Show all lines that include the string "battery"; copy each one.

Collection entries:
— begin —
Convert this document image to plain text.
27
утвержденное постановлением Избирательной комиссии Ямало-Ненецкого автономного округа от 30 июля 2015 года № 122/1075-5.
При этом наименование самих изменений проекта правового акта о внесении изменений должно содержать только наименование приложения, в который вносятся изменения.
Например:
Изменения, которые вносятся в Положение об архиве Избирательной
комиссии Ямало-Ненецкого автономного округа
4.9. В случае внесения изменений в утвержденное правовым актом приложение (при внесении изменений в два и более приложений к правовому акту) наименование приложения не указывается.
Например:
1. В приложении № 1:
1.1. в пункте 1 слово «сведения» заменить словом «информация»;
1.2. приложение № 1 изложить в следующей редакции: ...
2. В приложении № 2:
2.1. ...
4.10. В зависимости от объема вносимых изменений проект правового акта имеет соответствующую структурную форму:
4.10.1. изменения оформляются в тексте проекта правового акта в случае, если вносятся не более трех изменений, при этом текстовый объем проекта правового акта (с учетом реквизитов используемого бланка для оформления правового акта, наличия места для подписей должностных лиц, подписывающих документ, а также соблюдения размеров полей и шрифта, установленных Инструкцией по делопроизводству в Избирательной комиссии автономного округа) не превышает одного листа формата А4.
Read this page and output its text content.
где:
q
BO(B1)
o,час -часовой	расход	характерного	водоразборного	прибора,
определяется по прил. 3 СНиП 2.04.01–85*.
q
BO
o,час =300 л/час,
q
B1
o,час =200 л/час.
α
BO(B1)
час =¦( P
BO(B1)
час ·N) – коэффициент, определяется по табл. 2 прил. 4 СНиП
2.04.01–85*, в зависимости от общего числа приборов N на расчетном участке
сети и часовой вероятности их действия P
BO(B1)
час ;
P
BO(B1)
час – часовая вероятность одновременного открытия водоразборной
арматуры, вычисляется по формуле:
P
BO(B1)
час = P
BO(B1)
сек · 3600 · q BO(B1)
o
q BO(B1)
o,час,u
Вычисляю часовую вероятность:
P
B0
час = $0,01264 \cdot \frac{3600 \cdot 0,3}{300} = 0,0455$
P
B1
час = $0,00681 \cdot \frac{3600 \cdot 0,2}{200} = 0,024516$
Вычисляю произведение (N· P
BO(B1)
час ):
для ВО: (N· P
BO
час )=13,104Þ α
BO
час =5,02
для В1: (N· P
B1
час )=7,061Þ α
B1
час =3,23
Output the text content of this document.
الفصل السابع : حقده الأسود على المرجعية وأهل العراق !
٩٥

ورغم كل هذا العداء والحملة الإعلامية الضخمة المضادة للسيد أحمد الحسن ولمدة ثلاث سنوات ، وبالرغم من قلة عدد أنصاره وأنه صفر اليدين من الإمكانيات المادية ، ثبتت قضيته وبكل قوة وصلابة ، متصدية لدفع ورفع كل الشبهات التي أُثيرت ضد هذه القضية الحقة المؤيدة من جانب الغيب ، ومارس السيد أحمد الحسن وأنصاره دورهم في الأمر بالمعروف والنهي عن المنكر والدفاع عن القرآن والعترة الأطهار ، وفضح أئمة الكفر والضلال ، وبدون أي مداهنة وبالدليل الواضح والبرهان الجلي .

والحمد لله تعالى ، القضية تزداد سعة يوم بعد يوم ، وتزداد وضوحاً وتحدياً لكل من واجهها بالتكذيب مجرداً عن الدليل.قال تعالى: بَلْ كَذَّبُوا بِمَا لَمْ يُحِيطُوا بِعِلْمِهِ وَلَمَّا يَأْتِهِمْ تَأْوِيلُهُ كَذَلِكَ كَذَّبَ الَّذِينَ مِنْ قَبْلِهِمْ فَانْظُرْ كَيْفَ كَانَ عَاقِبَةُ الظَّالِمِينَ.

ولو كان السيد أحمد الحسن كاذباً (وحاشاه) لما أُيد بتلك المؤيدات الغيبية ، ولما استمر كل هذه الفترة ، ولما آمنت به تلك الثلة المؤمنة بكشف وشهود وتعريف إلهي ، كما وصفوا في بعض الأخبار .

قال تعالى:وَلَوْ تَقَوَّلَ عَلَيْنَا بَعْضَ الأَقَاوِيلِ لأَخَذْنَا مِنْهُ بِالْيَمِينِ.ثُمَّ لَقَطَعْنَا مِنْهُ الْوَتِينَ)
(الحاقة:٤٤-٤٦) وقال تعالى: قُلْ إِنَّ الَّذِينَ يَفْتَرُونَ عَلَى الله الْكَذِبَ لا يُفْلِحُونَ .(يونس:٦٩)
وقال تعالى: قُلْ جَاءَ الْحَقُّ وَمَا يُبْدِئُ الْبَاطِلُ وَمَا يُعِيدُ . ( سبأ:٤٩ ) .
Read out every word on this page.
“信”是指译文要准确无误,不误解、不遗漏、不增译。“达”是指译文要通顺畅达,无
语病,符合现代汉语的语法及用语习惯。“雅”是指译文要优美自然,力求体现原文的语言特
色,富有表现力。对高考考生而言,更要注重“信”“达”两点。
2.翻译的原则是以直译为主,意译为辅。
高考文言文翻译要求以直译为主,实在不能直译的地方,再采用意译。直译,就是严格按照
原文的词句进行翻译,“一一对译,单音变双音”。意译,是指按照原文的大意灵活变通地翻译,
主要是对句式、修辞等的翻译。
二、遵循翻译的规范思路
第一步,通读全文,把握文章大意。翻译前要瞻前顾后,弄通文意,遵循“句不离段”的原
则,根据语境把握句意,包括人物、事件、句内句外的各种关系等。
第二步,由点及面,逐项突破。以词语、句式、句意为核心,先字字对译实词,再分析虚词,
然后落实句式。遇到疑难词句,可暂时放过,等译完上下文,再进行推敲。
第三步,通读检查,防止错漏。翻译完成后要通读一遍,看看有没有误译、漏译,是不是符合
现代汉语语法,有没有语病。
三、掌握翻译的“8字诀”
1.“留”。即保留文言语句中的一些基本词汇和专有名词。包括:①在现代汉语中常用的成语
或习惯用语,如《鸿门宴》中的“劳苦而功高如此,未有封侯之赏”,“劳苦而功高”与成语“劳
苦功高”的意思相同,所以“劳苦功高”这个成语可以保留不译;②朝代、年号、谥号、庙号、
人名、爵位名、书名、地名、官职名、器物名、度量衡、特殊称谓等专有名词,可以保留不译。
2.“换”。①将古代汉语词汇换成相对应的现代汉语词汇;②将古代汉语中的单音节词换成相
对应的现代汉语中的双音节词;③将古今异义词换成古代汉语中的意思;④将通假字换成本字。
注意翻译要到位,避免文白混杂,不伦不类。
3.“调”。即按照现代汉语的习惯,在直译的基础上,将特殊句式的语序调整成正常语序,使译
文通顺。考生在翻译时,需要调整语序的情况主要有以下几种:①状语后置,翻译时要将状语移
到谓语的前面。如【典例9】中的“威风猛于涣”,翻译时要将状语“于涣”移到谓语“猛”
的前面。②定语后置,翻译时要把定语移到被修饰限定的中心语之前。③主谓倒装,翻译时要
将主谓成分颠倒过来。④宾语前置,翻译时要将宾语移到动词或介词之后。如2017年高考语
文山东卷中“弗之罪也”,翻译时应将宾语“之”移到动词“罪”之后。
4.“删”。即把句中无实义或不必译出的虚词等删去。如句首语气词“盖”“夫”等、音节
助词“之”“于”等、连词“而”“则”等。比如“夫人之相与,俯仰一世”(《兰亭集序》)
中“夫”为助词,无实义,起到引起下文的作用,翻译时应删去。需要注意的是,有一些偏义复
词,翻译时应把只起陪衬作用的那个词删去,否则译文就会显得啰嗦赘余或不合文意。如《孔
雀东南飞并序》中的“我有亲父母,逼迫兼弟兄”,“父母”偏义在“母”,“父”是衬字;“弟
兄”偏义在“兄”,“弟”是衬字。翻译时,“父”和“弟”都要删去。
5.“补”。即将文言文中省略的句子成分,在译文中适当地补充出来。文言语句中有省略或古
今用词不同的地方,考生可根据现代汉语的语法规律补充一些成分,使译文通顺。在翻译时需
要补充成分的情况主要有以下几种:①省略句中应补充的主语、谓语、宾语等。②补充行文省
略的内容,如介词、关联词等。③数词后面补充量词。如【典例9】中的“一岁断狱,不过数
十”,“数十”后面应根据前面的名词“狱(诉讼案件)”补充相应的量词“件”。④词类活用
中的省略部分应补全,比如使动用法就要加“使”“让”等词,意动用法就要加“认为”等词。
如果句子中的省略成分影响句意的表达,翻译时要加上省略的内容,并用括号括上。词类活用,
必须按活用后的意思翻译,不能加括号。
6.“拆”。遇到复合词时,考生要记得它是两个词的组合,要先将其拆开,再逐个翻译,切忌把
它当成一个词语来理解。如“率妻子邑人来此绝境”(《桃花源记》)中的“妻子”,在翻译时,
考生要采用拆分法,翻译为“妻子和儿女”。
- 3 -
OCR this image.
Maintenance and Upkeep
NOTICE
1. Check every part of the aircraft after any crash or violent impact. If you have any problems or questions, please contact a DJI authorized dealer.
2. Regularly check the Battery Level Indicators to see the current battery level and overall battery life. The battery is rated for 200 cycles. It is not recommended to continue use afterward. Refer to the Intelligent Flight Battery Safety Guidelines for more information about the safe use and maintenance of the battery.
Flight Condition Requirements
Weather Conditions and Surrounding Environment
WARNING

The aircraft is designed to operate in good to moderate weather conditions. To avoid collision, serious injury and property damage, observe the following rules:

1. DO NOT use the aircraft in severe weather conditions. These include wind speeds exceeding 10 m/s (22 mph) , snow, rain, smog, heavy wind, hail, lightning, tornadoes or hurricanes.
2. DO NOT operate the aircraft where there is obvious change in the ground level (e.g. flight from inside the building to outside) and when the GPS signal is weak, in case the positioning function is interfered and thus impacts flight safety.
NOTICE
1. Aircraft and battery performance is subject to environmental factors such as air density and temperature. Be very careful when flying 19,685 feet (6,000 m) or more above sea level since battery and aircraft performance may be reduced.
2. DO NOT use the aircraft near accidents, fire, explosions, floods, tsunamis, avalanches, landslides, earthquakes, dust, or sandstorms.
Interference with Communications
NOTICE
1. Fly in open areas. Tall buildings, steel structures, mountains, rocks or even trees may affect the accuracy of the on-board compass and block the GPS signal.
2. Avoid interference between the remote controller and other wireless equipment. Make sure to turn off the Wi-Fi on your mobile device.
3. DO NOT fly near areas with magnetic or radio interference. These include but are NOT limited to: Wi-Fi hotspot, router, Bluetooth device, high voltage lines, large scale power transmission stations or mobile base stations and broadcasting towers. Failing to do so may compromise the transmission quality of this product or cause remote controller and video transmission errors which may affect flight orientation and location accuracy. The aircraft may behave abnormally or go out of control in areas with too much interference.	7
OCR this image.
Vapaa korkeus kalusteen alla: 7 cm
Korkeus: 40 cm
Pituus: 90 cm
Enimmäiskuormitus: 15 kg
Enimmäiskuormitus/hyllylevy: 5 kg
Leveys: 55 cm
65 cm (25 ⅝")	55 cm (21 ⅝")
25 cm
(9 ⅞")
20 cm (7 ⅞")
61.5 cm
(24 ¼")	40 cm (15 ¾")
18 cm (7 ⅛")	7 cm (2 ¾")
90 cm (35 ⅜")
— end —
REPLY TO THE TASK -
2. Regularly check the Battery Level Indicators to see the current battery level and overall battery life. The battery is rated for 200 cycles. It is not recommended to continue use afterward. Refer to the Intelligent Flight Battery Safety Guidelines for more information about the safe use and maintenance of the battery.
1. Aircraft and battery performance is subject to environmental factors such as air density and temperature. Be very careful when flying 19,685 feet (6,000 m) or more above sea level since battery and aircraft performance may be reduced.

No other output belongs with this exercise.